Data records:
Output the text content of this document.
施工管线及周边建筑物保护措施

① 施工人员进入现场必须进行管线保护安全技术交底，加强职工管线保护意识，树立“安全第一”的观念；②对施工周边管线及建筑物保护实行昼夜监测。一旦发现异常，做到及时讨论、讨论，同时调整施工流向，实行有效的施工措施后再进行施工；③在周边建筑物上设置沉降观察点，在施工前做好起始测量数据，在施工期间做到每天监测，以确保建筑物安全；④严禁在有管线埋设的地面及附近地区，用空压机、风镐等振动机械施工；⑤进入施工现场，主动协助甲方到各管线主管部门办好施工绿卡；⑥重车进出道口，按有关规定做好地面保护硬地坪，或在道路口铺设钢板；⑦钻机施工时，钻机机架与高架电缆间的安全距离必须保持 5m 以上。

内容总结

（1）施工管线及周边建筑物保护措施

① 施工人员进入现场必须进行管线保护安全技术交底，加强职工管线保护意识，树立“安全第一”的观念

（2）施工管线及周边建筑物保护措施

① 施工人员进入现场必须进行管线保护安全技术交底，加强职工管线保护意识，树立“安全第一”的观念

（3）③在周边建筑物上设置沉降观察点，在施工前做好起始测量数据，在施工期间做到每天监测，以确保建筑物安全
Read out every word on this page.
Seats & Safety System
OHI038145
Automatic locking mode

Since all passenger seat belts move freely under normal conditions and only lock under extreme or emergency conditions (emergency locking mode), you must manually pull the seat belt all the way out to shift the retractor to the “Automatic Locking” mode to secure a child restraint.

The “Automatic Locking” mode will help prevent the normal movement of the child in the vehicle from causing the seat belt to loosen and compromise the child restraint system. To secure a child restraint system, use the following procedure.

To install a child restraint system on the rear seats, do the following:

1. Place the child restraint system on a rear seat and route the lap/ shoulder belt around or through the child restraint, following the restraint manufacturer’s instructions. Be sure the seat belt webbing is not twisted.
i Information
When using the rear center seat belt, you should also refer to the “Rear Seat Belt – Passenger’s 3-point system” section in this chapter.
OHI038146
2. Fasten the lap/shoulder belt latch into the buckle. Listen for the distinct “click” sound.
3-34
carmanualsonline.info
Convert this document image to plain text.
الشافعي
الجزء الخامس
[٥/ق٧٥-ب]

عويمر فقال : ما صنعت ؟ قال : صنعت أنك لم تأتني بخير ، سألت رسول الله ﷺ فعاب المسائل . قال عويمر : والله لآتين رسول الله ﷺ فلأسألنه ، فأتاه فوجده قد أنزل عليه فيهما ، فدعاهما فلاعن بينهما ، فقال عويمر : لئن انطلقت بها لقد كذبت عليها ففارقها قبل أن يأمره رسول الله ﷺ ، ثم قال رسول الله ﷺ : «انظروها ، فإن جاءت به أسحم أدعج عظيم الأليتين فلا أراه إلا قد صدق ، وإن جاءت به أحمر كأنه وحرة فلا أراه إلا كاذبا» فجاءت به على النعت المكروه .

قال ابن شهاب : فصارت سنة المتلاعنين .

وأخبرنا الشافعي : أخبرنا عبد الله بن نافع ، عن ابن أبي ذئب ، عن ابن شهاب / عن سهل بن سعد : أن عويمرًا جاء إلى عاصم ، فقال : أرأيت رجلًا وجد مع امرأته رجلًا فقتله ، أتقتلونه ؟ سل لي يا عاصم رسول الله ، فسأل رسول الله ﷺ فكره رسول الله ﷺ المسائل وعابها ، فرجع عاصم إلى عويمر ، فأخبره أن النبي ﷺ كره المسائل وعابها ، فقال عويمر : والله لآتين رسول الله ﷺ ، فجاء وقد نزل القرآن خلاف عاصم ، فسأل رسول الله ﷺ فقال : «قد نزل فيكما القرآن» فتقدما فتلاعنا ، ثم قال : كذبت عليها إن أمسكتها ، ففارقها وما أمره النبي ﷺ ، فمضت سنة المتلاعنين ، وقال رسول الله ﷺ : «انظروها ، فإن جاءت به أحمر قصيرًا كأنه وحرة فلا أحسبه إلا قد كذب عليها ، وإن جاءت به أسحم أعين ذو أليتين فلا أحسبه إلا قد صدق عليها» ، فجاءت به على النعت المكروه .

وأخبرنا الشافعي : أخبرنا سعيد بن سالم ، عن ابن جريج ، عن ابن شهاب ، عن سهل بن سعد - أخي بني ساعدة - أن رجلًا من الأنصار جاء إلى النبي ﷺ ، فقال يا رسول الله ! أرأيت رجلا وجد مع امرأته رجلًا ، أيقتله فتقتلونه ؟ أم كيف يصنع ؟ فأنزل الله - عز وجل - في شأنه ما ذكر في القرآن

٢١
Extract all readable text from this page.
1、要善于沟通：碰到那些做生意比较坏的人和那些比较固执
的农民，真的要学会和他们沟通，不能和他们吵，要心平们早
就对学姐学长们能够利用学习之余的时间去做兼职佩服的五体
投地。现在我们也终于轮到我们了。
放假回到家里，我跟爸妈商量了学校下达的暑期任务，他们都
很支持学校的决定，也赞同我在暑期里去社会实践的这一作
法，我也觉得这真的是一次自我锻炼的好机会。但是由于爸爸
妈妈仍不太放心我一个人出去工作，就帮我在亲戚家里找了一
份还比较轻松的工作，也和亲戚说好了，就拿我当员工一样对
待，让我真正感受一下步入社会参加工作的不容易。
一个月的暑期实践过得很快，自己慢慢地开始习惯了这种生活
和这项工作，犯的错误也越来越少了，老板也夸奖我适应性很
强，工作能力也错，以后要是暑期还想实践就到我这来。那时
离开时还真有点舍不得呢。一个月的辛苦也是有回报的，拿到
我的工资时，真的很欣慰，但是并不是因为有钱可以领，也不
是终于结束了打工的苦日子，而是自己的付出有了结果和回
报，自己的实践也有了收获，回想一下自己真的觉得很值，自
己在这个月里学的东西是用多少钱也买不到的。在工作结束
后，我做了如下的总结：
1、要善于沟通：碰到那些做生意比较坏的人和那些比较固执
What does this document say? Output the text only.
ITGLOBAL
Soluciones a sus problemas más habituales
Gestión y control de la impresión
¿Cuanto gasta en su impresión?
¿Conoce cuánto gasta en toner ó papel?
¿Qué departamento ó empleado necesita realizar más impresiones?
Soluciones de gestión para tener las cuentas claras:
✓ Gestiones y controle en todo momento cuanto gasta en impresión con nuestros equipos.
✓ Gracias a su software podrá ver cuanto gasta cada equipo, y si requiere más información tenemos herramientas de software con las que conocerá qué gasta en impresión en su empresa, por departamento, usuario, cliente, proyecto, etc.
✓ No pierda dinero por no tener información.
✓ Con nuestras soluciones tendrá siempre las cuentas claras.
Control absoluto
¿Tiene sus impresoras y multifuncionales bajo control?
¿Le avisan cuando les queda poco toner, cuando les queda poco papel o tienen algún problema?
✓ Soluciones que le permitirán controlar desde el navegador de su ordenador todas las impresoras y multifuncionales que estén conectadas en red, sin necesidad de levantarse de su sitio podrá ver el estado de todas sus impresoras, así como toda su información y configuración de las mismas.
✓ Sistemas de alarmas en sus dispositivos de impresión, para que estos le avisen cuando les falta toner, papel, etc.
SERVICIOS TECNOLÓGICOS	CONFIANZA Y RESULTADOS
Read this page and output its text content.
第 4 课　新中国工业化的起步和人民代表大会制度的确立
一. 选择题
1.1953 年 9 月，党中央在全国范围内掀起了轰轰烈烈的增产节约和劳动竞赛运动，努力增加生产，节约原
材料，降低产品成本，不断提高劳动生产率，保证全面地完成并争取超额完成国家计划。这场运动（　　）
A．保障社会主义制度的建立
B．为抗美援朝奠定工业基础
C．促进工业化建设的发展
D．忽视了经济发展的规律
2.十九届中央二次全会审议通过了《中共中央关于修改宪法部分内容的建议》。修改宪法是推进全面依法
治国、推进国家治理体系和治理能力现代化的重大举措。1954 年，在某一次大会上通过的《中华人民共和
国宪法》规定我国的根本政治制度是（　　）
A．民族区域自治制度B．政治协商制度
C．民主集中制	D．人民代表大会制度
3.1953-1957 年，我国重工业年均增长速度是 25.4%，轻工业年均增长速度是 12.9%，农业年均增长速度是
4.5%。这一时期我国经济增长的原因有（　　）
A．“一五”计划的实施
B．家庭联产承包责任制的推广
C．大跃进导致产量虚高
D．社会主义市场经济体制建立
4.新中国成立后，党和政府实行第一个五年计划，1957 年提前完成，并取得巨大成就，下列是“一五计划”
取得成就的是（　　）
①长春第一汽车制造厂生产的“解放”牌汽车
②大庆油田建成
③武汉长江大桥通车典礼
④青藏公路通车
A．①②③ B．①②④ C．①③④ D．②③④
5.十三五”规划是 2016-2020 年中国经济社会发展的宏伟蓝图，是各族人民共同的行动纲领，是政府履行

> _Given task_
Search the lines above for the string "tener" and copy each line that has it.

> _Written answer_
Soluciones de gestión para tener las cuentas claras:
✓ No pierda dinero por no tener información.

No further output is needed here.